WHAT IS REQUIRED
Show all lines from the listing below that contain "title".

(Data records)
──────────────────────────────
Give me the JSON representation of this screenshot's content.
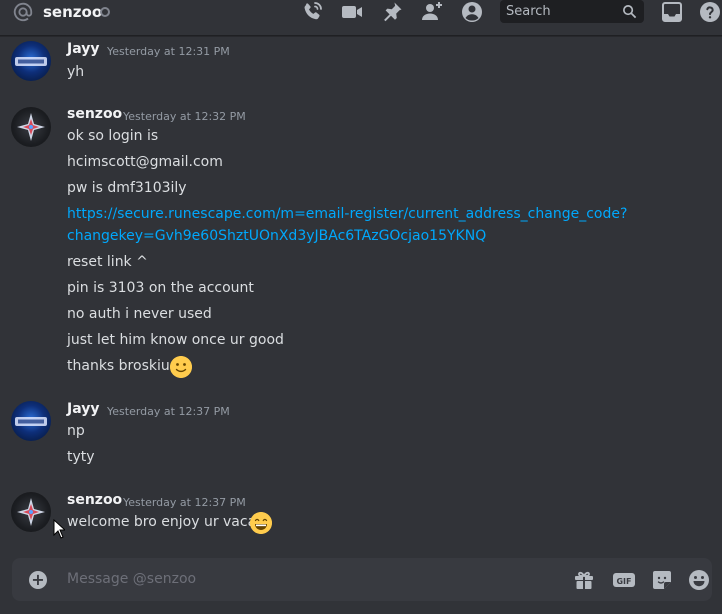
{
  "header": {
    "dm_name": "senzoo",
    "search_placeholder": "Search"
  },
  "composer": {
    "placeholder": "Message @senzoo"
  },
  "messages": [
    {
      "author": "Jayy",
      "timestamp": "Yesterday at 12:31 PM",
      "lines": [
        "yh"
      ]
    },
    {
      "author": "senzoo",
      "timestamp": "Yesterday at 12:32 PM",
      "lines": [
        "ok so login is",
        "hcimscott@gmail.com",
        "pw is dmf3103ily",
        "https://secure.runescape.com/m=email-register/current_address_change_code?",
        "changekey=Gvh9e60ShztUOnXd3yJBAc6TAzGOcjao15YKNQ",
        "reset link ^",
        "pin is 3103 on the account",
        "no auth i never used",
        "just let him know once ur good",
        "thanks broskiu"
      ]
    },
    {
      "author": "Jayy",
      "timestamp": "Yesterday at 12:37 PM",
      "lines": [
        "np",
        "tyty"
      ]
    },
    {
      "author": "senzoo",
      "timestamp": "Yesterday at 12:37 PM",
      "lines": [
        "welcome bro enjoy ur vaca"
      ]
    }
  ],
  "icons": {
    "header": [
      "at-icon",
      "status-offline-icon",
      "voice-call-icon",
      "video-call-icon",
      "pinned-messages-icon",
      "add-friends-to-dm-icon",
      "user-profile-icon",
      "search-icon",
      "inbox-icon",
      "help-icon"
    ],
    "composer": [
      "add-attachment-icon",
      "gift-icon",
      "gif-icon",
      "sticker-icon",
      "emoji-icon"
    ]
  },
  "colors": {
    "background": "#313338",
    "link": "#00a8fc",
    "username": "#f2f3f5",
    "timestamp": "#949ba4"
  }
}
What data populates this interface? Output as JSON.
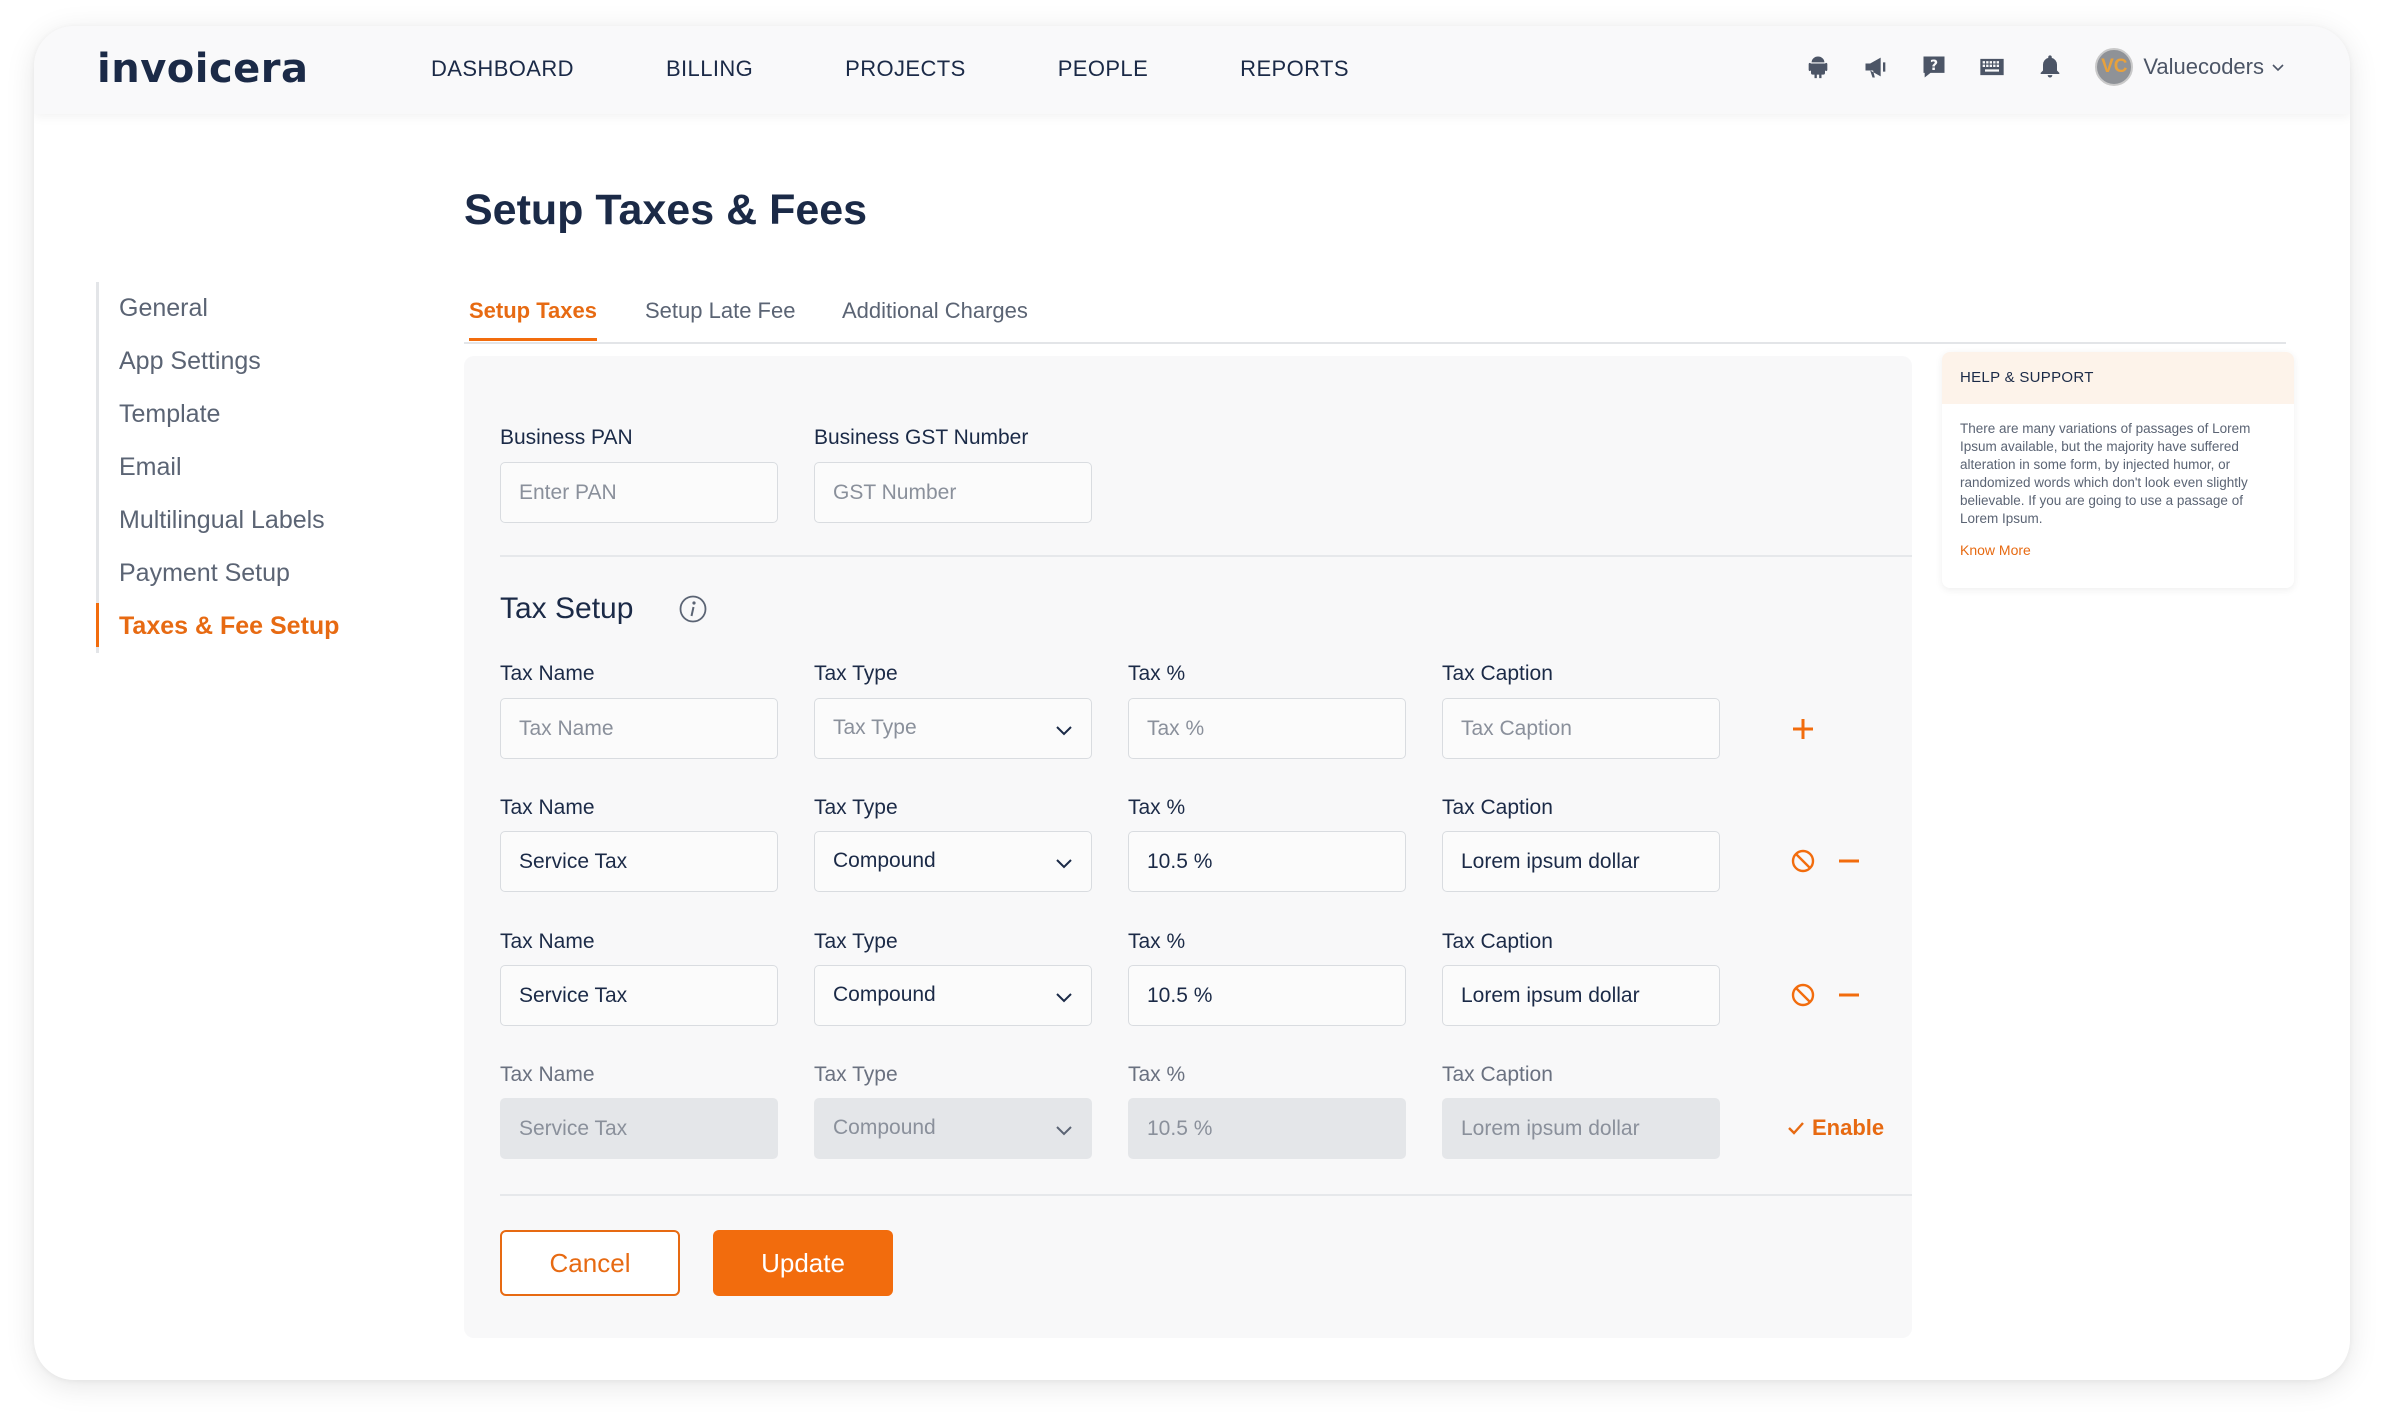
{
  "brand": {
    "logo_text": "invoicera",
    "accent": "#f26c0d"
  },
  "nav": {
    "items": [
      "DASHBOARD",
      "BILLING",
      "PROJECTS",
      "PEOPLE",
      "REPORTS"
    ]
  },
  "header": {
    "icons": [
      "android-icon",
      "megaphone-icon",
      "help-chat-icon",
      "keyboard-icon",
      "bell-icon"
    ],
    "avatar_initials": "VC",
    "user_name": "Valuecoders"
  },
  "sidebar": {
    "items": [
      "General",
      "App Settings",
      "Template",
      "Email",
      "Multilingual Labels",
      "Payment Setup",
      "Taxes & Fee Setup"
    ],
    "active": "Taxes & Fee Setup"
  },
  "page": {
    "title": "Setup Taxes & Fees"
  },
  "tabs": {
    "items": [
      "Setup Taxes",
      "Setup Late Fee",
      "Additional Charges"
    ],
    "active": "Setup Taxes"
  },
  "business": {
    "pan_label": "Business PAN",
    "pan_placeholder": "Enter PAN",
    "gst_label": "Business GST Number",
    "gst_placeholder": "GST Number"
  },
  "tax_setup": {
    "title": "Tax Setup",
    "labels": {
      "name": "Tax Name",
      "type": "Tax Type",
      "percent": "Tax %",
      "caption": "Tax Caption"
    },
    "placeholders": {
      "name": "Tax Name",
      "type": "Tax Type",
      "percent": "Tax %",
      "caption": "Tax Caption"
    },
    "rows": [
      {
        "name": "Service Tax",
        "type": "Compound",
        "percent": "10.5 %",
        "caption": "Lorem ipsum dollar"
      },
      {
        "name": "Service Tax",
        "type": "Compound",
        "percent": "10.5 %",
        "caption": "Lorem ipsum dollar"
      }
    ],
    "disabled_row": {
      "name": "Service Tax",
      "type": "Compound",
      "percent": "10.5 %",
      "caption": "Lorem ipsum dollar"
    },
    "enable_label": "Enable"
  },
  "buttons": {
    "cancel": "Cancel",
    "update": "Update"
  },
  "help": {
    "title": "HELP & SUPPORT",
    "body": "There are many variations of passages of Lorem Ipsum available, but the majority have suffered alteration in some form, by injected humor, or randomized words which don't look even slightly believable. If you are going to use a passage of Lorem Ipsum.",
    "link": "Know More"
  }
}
──────────────────────────────
CORRECT OUTPUT
    "title": "Setup Taxes & Fees"
    "title": "Tax Setup",
    "title": "HELP & SUPPORT",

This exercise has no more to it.